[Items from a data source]

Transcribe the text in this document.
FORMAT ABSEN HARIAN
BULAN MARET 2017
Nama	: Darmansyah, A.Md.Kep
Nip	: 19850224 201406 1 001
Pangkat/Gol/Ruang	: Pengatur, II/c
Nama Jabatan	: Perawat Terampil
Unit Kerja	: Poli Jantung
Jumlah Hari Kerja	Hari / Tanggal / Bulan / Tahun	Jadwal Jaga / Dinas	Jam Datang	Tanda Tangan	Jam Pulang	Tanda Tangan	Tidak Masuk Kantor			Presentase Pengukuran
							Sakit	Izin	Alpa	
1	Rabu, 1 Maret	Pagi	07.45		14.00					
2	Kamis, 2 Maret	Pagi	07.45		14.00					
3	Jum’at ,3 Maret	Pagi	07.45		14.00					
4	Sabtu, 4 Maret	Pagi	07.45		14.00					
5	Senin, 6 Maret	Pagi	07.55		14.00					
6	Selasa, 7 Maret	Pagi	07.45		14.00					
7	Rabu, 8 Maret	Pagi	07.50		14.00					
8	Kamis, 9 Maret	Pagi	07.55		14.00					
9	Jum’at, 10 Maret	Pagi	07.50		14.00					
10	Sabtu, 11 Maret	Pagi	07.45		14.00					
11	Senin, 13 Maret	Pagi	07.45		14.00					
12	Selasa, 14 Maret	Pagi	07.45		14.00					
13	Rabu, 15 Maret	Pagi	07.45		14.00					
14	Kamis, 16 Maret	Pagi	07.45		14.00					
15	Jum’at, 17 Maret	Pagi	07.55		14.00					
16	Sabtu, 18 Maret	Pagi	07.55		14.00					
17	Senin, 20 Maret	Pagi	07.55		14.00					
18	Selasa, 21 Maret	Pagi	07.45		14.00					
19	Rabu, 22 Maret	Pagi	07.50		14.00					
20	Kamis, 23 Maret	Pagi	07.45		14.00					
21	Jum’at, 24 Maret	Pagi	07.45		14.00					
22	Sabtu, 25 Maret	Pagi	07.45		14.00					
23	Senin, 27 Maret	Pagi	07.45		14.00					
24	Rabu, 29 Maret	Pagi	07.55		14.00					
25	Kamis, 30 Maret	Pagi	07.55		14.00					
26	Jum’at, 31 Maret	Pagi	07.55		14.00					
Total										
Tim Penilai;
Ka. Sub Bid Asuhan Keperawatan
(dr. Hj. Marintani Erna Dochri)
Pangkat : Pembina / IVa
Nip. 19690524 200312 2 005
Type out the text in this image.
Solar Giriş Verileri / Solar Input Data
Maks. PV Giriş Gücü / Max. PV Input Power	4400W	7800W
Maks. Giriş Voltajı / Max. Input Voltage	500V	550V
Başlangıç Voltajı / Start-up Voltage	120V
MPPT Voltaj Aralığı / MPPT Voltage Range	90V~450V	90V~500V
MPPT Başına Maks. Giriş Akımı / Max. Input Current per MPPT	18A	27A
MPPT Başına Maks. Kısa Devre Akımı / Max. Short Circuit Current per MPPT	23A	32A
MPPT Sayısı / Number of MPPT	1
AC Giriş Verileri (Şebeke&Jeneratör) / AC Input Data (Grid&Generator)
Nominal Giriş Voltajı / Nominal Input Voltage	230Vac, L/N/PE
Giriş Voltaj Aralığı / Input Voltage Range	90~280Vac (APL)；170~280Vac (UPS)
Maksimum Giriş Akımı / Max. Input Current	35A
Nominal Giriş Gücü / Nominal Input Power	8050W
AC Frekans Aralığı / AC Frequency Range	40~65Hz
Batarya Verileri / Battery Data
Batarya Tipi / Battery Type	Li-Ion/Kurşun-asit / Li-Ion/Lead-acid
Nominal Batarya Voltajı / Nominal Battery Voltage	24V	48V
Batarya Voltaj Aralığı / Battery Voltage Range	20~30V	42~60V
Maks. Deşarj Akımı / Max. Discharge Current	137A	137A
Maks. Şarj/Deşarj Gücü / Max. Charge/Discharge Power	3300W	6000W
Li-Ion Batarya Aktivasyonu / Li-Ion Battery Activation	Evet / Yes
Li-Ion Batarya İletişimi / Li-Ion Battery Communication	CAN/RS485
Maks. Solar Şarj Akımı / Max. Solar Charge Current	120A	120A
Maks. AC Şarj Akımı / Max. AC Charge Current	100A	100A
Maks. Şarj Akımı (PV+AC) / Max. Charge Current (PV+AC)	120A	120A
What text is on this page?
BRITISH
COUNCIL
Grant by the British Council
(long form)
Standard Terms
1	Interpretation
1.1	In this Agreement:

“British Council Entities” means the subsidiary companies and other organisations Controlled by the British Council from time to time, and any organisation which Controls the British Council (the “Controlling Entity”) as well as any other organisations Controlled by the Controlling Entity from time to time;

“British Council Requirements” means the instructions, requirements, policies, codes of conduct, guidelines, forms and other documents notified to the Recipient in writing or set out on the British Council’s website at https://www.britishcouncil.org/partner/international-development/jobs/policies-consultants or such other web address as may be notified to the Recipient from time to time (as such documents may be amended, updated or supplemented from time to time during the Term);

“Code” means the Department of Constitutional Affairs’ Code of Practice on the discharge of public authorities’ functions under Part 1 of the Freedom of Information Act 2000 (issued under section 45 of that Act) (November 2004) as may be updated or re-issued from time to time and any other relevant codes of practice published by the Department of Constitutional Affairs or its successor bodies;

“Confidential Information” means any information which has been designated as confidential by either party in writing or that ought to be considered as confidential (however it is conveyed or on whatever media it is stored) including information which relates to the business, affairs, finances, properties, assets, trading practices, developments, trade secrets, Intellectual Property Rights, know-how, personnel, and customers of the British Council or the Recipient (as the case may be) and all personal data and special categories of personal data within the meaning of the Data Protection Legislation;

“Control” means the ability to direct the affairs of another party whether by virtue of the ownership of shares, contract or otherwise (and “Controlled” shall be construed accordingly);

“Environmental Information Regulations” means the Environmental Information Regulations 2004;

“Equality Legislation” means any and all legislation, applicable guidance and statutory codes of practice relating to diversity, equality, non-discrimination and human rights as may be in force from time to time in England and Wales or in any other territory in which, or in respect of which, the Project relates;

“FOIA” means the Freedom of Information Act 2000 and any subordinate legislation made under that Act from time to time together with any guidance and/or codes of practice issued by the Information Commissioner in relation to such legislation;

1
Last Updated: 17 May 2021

> _Task brief_: Copy out every line that includes the word "writing".

> _Complete output_:
“British Council Requirements” means the instructions, requirements, policies, codes of conduct, guidelines, forms and other documents notified to the Recipient in writing or set out on the British Council’s website at https://www.britishcouncil.org/partner/international-development/jobs/policies-consultants or such other web address as may be notified to the Recipient from time to time (as such documents may be amended, updated or supplemented from time to time during the Term);
“Confidential Information” means any information which has been designated as confidential by either party in writing or that ought to be considered as confidential (however it is conveyed or on whatever media it is stored) including information which relates to the business, affairs, finances, properties, assets, trading practices, developments, trade secrets, Intellectual Property Rights, know-how, personnel, and customers of the British Council or the Recipient (as the case may be) and all personal data and special categories of personal data within the meaning of the Data Protection Legislation;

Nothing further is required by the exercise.